Source material.

* Begin *

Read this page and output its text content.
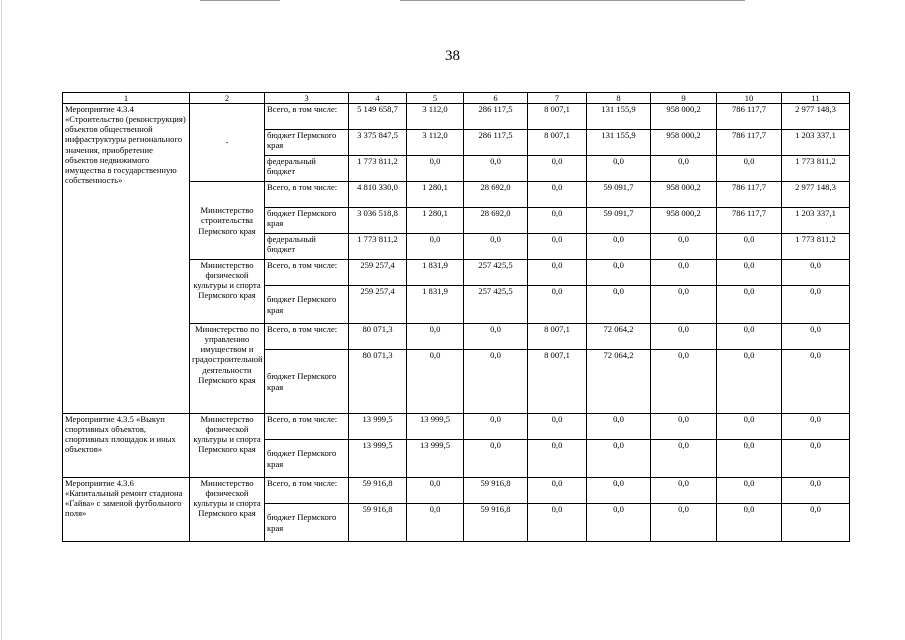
38
1	2	3	4	5	6	7	8	9	10	11
Мероприятие 4.3.4 «Строительство (реконструкция) объектов общественной инфраструктуры регионального значения, приобретение объектов недвижимого имущества в государственную собственность»	-	Всего, в том числе:	5 149 658,7	3 112,0	286 117,5	8 007,1	131 155,9	958 000,2	786 117,7	2 977 148,3
		бюджет Пермского края	3 375 847,5	3 112,0	286 117,5	8 007,1	131 155,9	958 000,2	786 117,7	1 203 337,1
		федеральный бюджет	1 773 811,2	0,0	0,0	0,0	0,0	0,0	0,0	1 773 811,2
	Министерство строительства Пермского края	Всего, в том числе:	4 810 330,0	1 280,1	28 692,0	0,0	59 091,7	958 000,2	786 117,7	2 977 148,3
		бюджет Пермского края	3 036 518,8	1 280,1	28 692,0	0,0	59 091,7	958 000,2	786 117,7	1 203 337,1
		федеральный бюджет	1 773 811,2	0,0	0,0	0,0	0,0	0,0	0,0	1 773 811,2
	Министерство физической культуры и спорта Пермского края	Всего, в том числе:	259 257,4	1 831,9	257 425,5	0,0	0,0	0,0	0,0	0,0
		бюджет Пермского края	259 257,4	1 831,9	257 425,5	0,0	0,0	0,0	0,0	0,0
	Министерство по управлению имуществом и градостроительной деятельности Пермского края	Всего, в том числе:	80 071,3	0,0	0,0	8 007,1	72 064,2	0,0	0,0	0,0
		бюджет Пермского края	80 071,3	0,0	0,0	8 007,1	72 064,2	0,0	0,0	0,0
Мероприятие 4.3.5 «Выкуп спортивных объектов, спортивных площадок и иных объектов»	Министерство физической культуры и спорта Пермского края	Всего, в том числе:	13 999,5	13 999,5	0,0	0,0	0,0	0,0	0,0	0,0
		бюджет Пермского края	13 999,5	13 999,5	0,0	0,0	0,0	0,0	0,0	0,0
Мероприятие 4.3.6 «Капитальный ремонт стадиона «Гайва» с заменой футбольного поля»	Министерство физической культуры и спорта Пермского края	Всего, в том числе:	59 916,8	0,0	59 916,8	0,0	0,0	0,0	0,0	0,0
		бюджет Пермского края	59 916,8	0,0	59 916,8	0,0	0,0	0,0	0,0	0,0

* End *

Directive.
Copy out all the data without changing anything, and drop the pictures.

The answer.
Read this page and output its text content.
38
1	2	3	4	5	6	7	8	9	10	11
Мероприятие 4.3.4 «Строительство (реконструкция) объектов общественной инфраструктуры регионального значения, приобретение объектов недвижимого имущества в государственную собственность»	-	Всего, в том числе:	5 149 658,7	3 112,0	286 117,5	8 007,1	131 155,9	958 000,2	786 117,7	2 977 148,3
		бюджет Пермского края	3 375 847,5	3 112,0	286 117,5	8 007,1	131 155,9	958 000,2	786 117,7	1 203 337,1
		федеральный бюджет	1 773 811,2	0,0	0,0	0,0	0,0	0,0	0,0	1 773 811,2
	Министерство строительства Пермского края	Всего, в том числе:	4 810 330,0	1 280,1	28 692,0	0,0	59 091,7	958 000,2	786 117,7	2 977 148,3
		бюджет Пермского края	3 036 518,8	1 280,1	28 692,0	0,0	59 091,7	958 000,2	786 117,7	1 203 337,1
		федеральный бюджет	1 773 811,2	0,0	0,0	0,0	0,0	0,0	0,0	1 773 811,2
	Министерство физической культуры и спорта Пермского края	Всего, в том числе:	259 257,4	1 831,9	257 425,5	0,0	0,0	0,0	0,0	0,0
		бюджет Пермского края	259 257,4	1 831,9	257 425,5	0,0	0,0	0,0	0,0	0,0
	Министерство по управлению имуществом и градостроительной деятельности Пермского края	Всего, в том числе:	80 071,3	0,0	0,0	8 007,1	72 064,2	0,0	0,0	0,0
		бюджет Пермского края	80 071,3	0,0	0,0	8 007,1	72 064,2	0,0	0,0	0,0
Мероприятие 4.3.5 «Выкуп спортивных объектов, спортивных площадок и иных объектов»	Министерство физической культуры и спорта Пермского края	Всего, в том числе:	13 999,5	13 999,5	0,0	0,0	0,0	0,0	0,0	0,0
		бюджет Пермского края	13 999,5	13 999,5	0,0	0,0	0,0	0,0	0,0	0,0
Мероприятие 4.3.6 «Капитальный ремонт стадиона «Гайва» с заменой футбольного поля»	Министерство физической культуры и спорта Пермского края	Всего, в том числе:	59 916,8	0,0	59 916,8	0,0	0,0	0,0	0,0	0,0
		бюджет Пермского края	59 916,8	0,0	59 916,8	0,0	0,0	0,0	0,0	0,0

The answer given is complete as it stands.